- [Aim of the task] Go through the listing beneath this task and return every line that carries the string "races".

* START Record extracts *

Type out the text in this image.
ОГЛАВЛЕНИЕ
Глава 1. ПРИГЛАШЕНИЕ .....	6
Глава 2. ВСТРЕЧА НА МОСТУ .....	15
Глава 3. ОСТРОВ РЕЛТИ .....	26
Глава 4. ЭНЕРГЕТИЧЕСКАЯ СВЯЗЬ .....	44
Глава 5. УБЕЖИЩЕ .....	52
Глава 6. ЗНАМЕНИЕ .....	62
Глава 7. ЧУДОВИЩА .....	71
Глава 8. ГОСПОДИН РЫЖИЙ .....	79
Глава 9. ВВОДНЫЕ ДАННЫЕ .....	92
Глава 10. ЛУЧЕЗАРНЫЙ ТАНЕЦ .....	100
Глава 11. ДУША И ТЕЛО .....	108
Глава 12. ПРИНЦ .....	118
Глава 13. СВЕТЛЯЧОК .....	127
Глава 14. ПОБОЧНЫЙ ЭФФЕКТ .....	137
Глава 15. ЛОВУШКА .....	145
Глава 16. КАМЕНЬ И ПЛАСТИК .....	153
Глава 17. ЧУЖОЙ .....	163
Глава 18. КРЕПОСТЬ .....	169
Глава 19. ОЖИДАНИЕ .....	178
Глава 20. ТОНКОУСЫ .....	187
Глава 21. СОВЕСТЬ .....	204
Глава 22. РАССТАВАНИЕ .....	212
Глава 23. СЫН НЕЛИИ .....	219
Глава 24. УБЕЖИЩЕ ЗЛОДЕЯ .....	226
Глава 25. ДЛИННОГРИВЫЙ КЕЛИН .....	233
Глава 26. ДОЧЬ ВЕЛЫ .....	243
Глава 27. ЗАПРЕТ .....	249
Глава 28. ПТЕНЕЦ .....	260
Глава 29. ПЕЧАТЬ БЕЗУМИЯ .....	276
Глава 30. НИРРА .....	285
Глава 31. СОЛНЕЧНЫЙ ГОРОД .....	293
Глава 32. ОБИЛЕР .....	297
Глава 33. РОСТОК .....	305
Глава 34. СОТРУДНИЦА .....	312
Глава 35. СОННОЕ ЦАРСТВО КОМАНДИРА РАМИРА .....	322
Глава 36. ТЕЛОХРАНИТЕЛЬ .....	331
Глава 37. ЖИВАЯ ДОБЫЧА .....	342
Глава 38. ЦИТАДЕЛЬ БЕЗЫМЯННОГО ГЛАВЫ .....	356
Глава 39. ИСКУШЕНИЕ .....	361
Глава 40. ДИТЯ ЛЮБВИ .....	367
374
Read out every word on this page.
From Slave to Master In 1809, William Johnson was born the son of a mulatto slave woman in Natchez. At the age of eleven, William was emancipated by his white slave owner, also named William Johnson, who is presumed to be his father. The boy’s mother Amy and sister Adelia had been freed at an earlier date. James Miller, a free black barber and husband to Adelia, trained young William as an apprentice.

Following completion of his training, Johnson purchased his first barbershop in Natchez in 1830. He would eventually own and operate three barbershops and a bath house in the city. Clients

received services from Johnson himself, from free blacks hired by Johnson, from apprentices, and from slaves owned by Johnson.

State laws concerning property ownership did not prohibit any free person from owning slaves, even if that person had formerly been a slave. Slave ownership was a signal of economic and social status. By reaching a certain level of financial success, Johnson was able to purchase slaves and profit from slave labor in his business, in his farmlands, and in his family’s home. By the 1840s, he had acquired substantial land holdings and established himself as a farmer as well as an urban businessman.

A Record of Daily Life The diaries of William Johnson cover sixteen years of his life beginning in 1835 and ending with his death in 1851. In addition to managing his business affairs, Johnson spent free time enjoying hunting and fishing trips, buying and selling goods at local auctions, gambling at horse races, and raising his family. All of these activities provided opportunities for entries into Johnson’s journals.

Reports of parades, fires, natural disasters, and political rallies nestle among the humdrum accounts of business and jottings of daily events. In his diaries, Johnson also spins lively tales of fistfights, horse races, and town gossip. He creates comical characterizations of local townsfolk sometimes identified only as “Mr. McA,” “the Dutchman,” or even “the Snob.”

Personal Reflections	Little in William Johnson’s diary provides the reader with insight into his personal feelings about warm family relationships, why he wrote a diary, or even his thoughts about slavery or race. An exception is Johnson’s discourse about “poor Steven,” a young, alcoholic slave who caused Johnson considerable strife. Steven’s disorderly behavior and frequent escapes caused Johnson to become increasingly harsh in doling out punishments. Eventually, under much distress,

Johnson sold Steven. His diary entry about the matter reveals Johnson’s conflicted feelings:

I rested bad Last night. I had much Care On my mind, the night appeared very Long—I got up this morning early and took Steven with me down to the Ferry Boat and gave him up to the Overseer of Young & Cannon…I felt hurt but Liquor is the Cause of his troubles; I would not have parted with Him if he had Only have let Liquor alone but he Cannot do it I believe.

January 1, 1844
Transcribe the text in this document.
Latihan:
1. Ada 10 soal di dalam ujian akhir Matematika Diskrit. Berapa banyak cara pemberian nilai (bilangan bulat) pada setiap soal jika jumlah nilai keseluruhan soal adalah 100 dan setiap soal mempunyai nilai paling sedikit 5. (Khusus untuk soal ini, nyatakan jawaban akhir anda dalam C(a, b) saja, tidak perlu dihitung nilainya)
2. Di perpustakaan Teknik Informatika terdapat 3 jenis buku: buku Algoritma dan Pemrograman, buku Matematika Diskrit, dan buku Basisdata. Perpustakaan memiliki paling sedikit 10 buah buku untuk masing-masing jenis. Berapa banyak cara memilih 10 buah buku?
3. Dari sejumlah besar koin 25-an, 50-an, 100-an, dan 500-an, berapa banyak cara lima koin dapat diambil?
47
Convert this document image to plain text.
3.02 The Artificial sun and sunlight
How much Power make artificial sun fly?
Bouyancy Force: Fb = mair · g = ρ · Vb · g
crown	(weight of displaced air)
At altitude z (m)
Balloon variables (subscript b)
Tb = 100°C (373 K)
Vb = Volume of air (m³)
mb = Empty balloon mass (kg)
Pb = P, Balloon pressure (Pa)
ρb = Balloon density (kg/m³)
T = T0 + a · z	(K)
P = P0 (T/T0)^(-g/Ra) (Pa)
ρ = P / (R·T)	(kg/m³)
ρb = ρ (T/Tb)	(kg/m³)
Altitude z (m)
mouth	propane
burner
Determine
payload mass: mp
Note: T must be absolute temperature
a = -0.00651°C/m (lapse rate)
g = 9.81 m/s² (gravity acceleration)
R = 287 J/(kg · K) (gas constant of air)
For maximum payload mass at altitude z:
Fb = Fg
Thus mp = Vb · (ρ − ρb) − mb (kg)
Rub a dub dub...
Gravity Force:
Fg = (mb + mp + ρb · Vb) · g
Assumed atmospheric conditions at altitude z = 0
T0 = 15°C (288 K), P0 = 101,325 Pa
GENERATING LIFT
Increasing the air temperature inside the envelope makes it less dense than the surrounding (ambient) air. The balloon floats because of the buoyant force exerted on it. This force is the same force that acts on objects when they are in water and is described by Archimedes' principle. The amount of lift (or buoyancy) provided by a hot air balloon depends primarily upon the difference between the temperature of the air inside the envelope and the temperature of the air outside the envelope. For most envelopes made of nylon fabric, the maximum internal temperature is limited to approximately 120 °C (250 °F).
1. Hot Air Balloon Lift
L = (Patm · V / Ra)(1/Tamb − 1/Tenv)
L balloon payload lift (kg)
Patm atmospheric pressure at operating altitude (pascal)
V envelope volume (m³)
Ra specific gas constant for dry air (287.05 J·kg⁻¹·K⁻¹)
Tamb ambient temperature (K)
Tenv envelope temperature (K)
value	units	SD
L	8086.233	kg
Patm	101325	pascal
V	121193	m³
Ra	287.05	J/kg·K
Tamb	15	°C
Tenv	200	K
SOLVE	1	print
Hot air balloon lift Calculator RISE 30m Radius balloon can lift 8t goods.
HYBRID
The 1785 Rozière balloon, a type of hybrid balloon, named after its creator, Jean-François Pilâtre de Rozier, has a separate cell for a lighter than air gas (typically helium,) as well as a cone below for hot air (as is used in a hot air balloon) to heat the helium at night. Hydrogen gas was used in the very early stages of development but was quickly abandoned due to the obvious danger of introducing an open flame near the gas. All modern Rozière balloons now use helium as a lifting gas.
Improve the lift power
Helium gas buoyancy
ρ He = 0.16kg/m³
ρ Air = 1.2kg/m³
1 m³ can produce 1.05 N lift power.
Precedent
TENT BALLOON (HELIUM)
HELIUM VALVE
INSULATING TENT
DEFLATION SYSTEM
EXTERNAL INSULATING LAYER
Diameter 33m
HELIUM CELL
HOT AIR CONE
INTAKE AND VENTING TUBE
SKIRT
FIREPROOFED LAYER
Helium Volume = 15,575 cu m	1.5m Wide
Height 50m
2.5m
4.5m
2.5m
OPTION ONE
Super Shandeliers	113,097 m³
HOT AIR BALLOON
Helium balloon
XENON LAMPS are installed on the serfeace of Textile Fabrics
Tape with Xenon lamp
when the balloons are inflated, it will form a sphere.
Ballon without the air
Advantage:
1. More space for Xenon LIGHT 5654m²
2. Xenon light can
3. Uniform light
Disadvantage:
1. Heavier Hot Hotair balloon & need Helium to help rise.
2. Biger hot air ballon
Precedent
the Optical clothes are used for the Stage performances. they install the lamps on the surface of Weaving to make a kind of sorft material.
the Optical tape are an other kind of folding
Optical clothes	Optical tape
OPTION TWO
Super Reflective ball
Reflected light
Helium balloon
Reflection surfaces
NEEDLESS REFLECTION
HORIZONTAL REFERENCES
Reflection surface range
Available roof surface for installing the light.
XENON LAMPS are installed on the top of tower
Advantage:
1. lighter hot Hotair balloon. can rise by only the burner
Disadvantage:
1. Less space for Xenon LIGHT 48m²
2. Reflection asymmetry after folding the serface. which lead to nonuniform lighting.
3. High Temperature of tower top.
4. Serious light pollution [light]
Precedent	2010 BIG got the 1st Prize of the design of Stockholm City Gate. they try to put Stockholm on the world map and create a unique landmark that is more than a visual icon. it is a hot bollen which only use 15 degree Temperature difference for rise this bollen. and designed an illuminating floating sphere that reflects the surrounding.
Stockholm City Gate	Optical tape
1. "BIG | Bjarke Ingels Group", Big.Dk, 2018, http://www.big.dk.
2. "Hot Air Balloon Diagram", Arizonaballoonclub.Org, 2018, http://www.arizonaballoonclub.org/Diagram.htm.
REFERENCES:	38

* END Record extracts *

- [Task answer]
A Record of Daily Life The diaries of William Johnson cover sixteen years of his life beginning in 1835 and ending with his death in 1851. In addition to managing his business affairs, Johnson spent free time enjoying hunting and fishing trips, buying and selling goods at local auctions, gambling at horse races, and raising his family. All of these activities provided opportunities for entries into Johnson’s journals.
Reports of parades, fires, natural disasters, and political rallies nestle among the humdrum accounts of business and jottings of daily events. In his diaries, Johnson also spins lively tales of fistfights, horse races, and town gossip. He creates comical characterizations of local townsfolk sometimes identified only as “Mr. McA,” “the Dutchman,” or even “the Snob.”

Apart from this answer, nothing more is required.